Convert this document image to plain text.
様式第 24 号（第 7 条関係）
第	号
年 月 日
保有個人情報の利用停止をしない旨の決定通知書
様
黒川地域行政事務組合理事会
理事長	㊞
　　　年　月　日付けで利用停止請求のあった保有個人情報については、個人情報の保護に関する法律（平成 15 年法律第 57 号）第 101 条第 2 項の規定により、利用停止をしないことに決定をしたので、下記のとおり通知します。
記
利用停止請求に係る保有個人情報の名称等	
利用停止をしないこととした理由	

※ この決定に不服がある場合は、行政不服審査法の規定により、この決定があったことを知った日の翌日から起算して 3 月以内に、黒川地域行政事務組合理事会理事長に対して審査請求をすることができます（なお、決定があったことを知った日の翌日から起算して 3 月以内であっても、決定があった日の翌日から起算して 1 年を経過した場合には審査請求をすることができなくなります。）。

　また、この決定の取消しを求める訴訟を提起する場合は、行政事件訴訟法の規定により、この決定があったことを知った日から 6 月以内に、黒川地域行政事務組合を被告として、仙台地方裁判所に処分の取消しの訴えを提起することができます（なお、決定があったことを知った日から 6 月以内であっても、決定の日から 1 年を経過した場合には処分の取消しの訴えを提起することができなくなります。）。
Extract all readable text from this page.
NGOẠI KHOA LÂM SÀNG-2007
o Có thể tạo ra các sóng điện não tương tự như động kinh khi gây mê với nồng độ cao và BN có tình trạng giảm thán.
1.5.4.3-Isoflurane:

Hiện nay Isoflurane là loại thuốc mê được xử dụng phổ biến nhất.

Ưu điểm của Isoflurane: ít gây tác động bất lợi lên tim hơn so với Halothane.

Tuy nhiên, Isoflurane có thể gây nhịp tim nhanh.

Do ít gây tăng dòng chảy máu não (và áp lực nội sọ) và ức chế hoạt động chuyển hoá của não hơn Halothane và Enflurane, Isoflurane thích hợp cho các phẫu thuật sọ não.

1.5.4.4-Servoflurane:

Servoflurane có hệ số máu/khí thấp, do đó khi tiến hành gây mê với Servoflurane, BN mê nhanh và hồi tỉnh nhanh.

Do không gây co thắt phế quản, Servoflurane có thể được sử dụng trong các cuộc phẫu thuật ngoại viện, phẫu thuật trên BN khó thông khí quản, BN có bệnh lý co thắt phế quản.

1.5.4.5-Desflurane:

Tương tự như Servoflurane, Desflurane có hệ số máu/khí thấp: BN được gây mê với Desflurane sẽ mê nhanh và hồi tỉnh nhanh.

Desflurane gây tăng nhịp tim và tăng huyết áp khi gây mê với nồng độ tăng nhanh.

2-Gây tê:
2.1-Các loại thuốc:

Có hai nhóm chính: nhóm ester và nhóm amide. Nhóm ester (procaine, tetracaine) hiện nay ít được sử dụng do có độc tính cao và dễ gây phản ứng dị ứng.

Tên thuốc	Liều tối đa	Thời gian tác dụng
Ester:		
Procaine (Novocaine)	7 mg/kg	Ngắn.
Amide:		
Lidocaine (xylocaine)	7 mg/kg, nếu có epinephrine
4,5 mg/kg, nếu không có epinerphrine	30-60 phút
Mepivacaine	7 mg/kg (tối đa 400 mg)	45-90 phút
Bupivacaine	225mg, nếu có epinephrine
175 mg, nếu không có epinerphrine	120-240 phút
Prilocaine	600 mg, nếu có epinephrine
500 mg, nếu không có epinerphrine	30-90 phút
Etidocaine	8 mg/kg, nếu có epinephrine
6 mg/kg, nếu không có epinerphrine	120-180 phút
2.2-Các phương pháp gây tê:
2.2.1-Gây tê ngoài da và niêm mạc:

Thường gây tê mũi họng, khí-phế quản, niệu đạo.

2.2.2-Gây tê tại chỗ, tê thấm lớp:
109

= Exercise requirements =
Find the word "thuốc" in the material, then list each line that holds it.

= Task result =
Hiện nay Isoflurane là loại thuốc mê được xử dụng phổ biến nhất.
2.1-Các loại thuốc:
Tên thuốc	Liều tối đa	Thời gian tác dụng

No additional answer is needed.